RECORDS PROVIDED »

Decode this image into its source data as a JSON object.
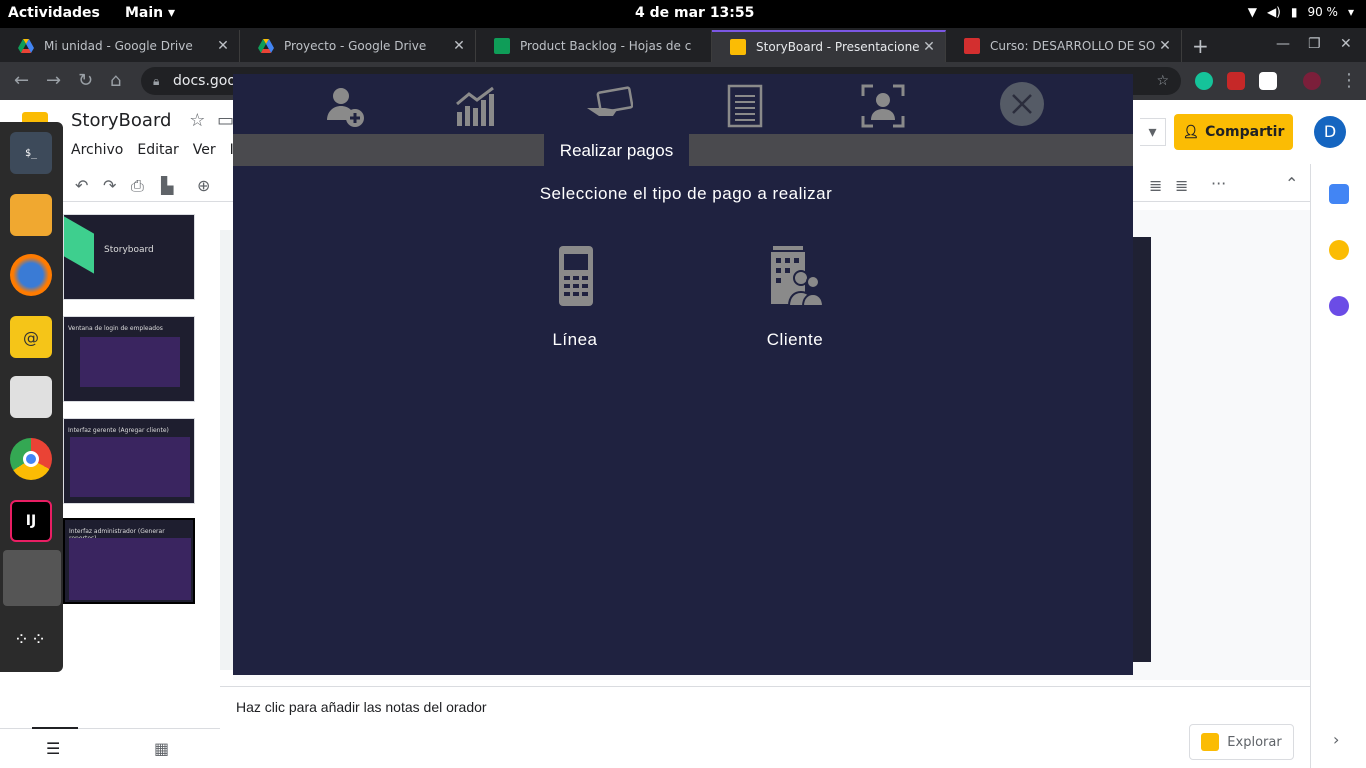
{
  "topbar": {
    "activities": "Actividades",
    "app_menu": "Main",
    "clock": "4 de mar  13:55",
    "battery": "90 %"
  },
  "tabs": [
    {
      "label": "Mi unidad - Google Drive",
      "icon": "google-drive-icon"
    },
    {
      "label": "Proyecto - Google Drive",
      "icon": "google-drive-icon"
    },
    {
      "label": "Product Backlog - Hojas de c",
      "icon": "google-sheets-icon"
    },
    {
      "label": "StoryBoard - Presentaciones",
      "icon": "google-slides-icon"
    },
    {
      "label": "Curso: DESARROLLO DE SOF",
      "icon": "course-icon"
    }
  ],
  "address_bar": {
    "url": "docs.goo"
  },
  "slides_app": {
    "title": "StoryBoard",
    "menu": [
      "Archivo",
      "Editar",
      "Ver",
      "In"
    ],
    "share_label": "Compartir",
    "avatar_letter": "D",
    "thumbnails": [
      {
        "label": "Storyboard"
      },
      {
        "label": "Ventana de login de empleados"
      },
      {
        "label": "Interfaz gerente (Agregar cliente)"
      },
      {
        "label": "Interfaz administrador (Generar reportes)"
      }
    ],
    "notes_placeholder": "Haz clic para añadir las notas del orador",
    "explore_label": "Explorar"
  },
  "overlay": {
    "tab_label": "Realizar pagos",
    "prompt": "Seleccione el tipo de pago a realizar",
    "options": [
      {
        "label": "Línea",
        "icon": "mobile-phone-icon"
      },
      {
        "label": "Cliente",
        "icon": "building-people-icon"
      }
    ],
    "top_icons": [
      "add-user-icon",
      "chart-growth-icon",
      "card-payment-icon",
      "receipt-icon",
      "user-scan-icon",
      "close-icon"
    ]
  },
  "colors": {
    "overlay_bg": "#1f2240",
    "overlay_bar": "#4a4a4e",
    "icon_gray": "#8a8a8a",
    "share_yellow": "#fbbc04",
    "chrome_dark": "#202124"
  }
}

OBJECTIVE »
Quote the data above in full and without alteration; skip the pictures.

SOLUTION »
Decode this image into its source data as a JSON object.
{
  "topbar": {
    "activities": "Actividades",
    "app_menu": "Main",
    "clock": "4 de mar  13:55",
    "battery": "90 %"
  },
  "tabs": [
    {
      "label": "Mi unidad - Google Drive",
      "icon": "google-drive-icon"
    },
    {
      "label": "Proyecto - Google Drive",
      "icon": "google-drive-icon"
    },
    {
      "label": "Product Backlog - Hojas de c",
      "icon": "google-sheets-icon"
    },
    {
      "label": "StoryBoard - Presentaciones",
      "icon": "google-slides-icon"
    },
    {
      "label": "Curso: DESARROLLO DE SOF",
      "icon": "course-icon"
    }
  ],
  "address_bar": {
    "url": "docs.goo"
  },
  "slides_app": {
    "title": "StoryBoard",
    "menu": [
      "Archivo",
      "Editar",
      "Ver",
      "In"
    ],
    "share_label": "Compartir",
    "avatar_letter": "D",
    "thumbnails": [
      {
        "label": "Storyboard"
      },
      {
        "label": "Ventana de login de empleados"
      },
      {
        "label": "Interfaz gerente (Agregar cliente)"
      },
      {
        "label": "Interfaz administrador (Generar reportes)"
      }
    ],
    "notes_placeholder": "Haz clic para añadir las notas del orador",
    "explore_label": "Explorar"
  },
  "overlay": {
    "tab_label": "Realizar pagos",
    "prompt": "Seleccione el tipo de pago a realizar",
    "options": [
      {
        "label": "Línea",
        "icon": "mobile-phone-icon"
      },
      {
        "label": "Cliente",
        "icon": "building-people-icon"
      }
    ],
    "top_icons": [
      "add-user-icon",
      "chart-growth-icon",
      "card-payment-icon",
      "receipt-icon",
      "user-scan-icon",
      "close-icon"
    ]
  },
  "colors": {
    "overlay_bg": "#1f2240",
    "overlay_bar": "#4a4a4e",
    "icon_gray": "#8a8a8a",
    "share_yellow": "#fbbc04",
    "chrome_dark": "#202124"
  }
}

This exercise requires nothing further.